▶ _Task requirements_
Can you lay out the entries as a numbered list, starting at the line containing "question-gap [180,976,1060,1019]" and ending at the line containing "option-d: D: 经过当事人同意可以转入最高额土地抵押担保范围", both included and with blank lines left out?

########

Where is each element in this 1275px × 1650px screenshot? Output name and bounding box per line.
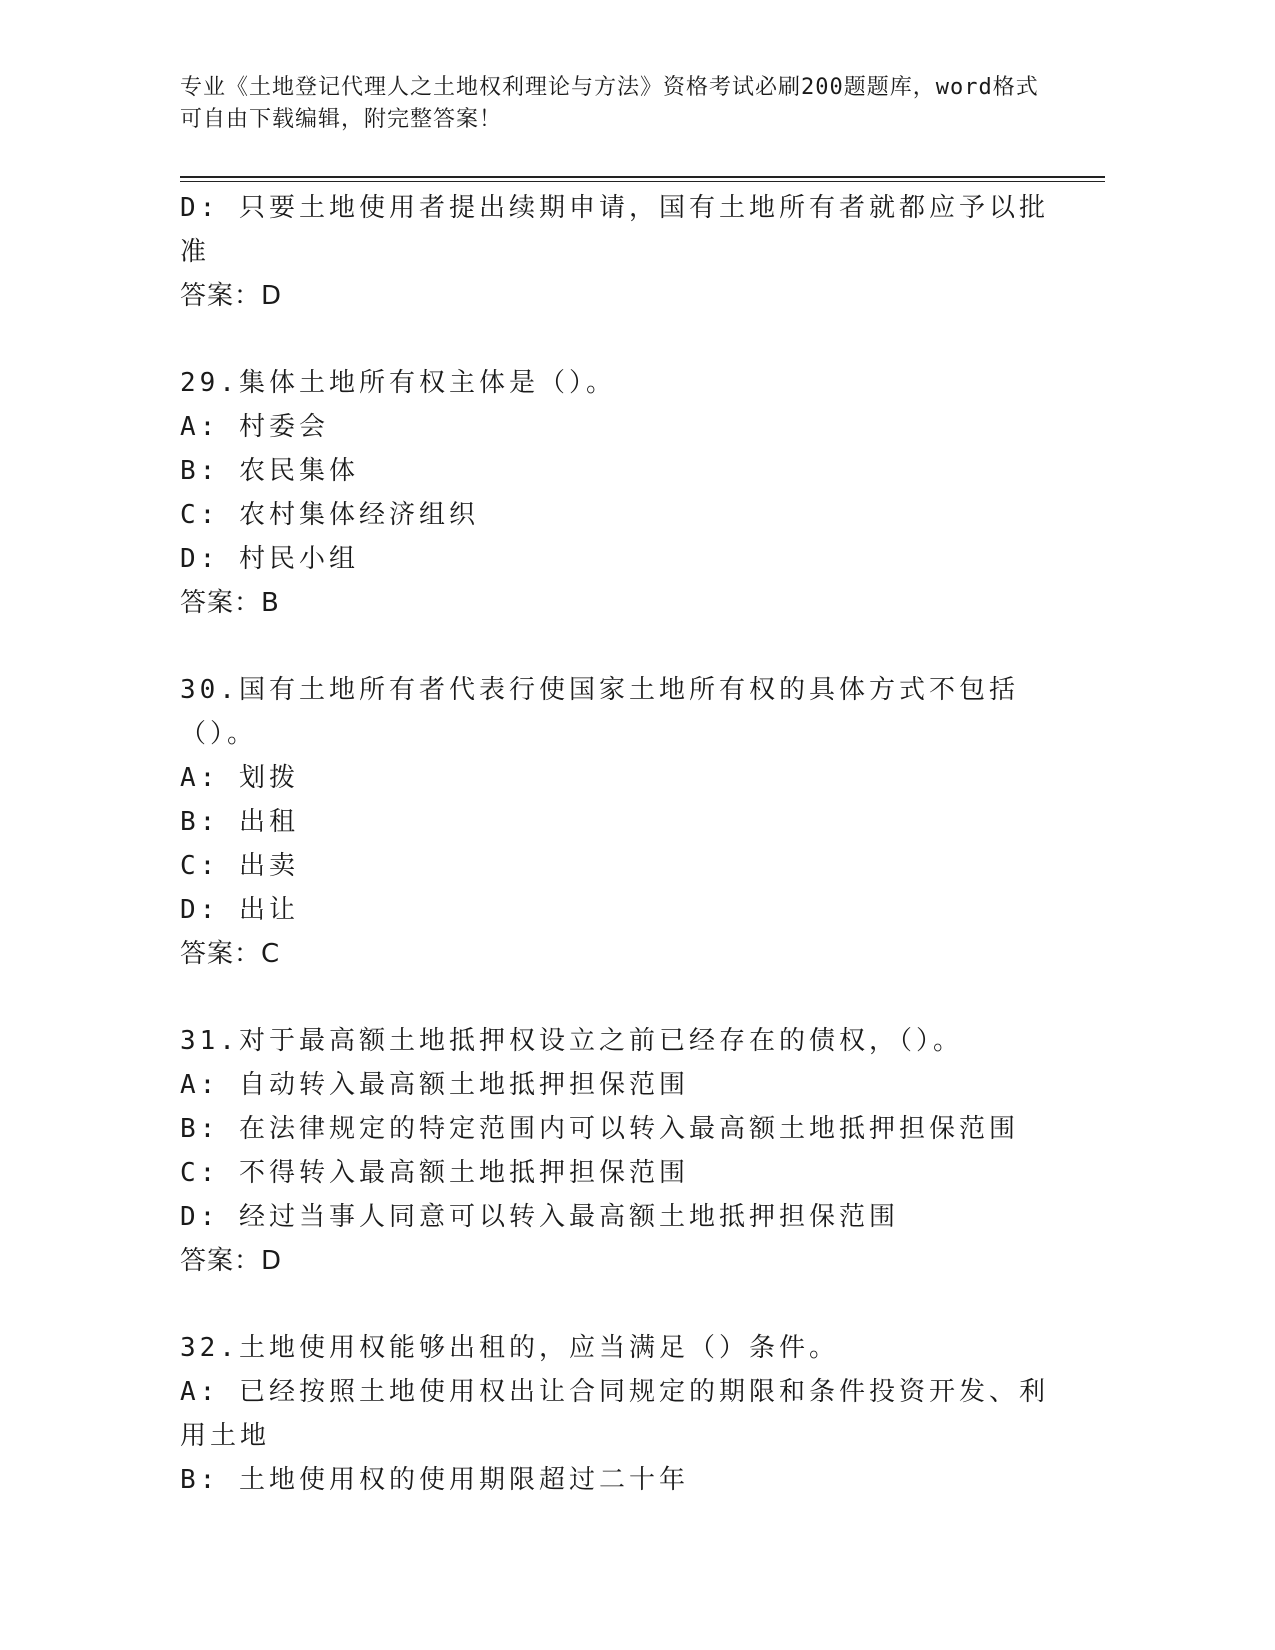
question-gap [180,976,1060,1019]
option-d: D: 村民小组 [180,544,359,574]
question-stem: 32.土地使用权能够出租的，应当满足（）条件。 [180,1333,839,1363]
question-stem: 31.对于最高额土地抵押权设立之前已经存在的债权，（）。 [180,1026,963,1056]
option-d: D: 只要土地使用者提出续期申请，国有土地所有者就都应予以批准 [180,193,1049,267]
option-d: D: 出让 [180,895,299,925]
question-stem: 30.国有土地所有者代表行使国家土地所有权的具体方式不包括（）。 [180,675,1019,749]
option-a: A: 自动转入最高额土地抵押担保范围 [180,1070,689,1100]
option-d: D: 经过当事人同意可以转入最高额土地抵押担保范围 [180,1202,899,1232]
option-a: A: 村委会 [180,412,329,442]
option-c: C: 出卖 [180,851,299,881]
header-divider-thin [180,181,1105,182]
answer-line: 答案：C [180,939,281,969]
option-c: C: 农村集体经济组织 [180,500,479,530]
question-stem: 29.集体土地所有权主体是（）。 [180,368,616,398]
answer-line: 答案：D [180,1246,283,1276]
document-header: 专业《土地登记代理人之土地权利理论与方法》资格考试必刷200题题库，word格式可自由下载编辑，附完整答案！ [180,75,1039,132]
answer-line: 答案：B [180,588,280,618]
question-gap [180,318,1060,361]
option-b: B: 在法律规定的特定范围内可以转入最高额土地抵押担保范围 [180,1114,1019,1144]
option-c: C: 不得转入最高额土地抵押担保范围 [180,1158,689,1188]
option-a: A: 已经按照土地使用权出让合同规定的期限和条件投资开发、利用土地 [180,1377,1049,1451]
option-b: B: 出租 [180,807,299,837]
option-a: A: 划拨 [180,763,299,793]
option-b: B: 农民集体 [180,456,359,486]
question-gap [180,625,1060,668]
option-b: B: 土地使用权的使用期限超过二十年 [180,1465,689,1495]
header-divider-thick [180,176,1105,178]
document-body [180,186,1060,1502]
question-gap [180,1283,1060,1326]
answer-line: 答案：D [180,281,283,311]
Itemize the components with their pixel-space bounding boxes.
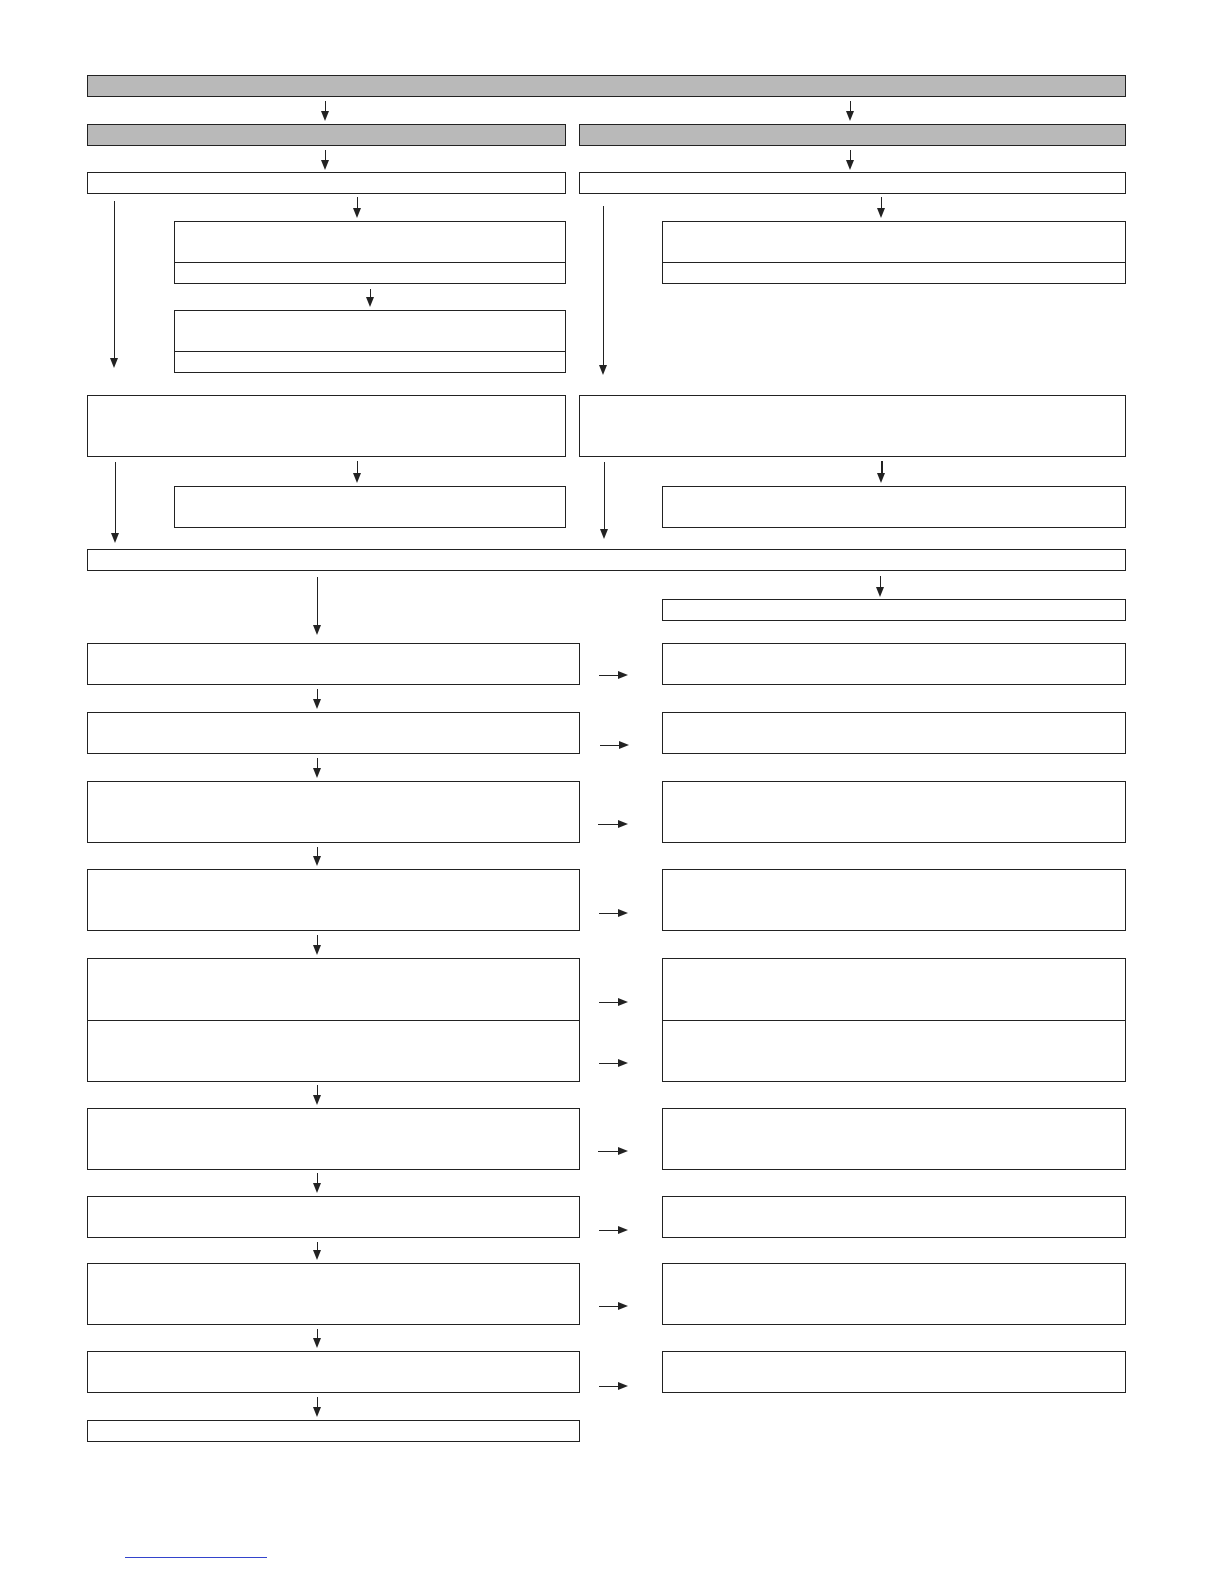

########

▶ _Problem solution_
1. question-gap [180,976,1060,1019]
2. option-d: D: 村民小组 [180,544,359,574]
3. question-stem: 32.土地使用权能够出租的，应当满足（）条件。 [180,1333,839,1363]
4. question-stem: 31.对于最高额土地抵押权设立之前已经存在的债权，（）。 [180,1026,963,1056]
5. option-d: D: 只要土地使用者提出续期申请，国有土地所有者就都应予以批准 [180,193,1049,267]
6. option-d: D: 出让 [180,895,299,925]
7. question-stem: 30.国有土地所有者代表行使国家土地所有权的具体方式不包括（）。 [180,675,1019,749]
8. option-a: A: 自动转入最高额土地抵押担保范围 [180,1070,689,1100]
9. option-d: D: 经过当事人同意可以转入最高额土地抵押担保范围 [180,1202,899,1232]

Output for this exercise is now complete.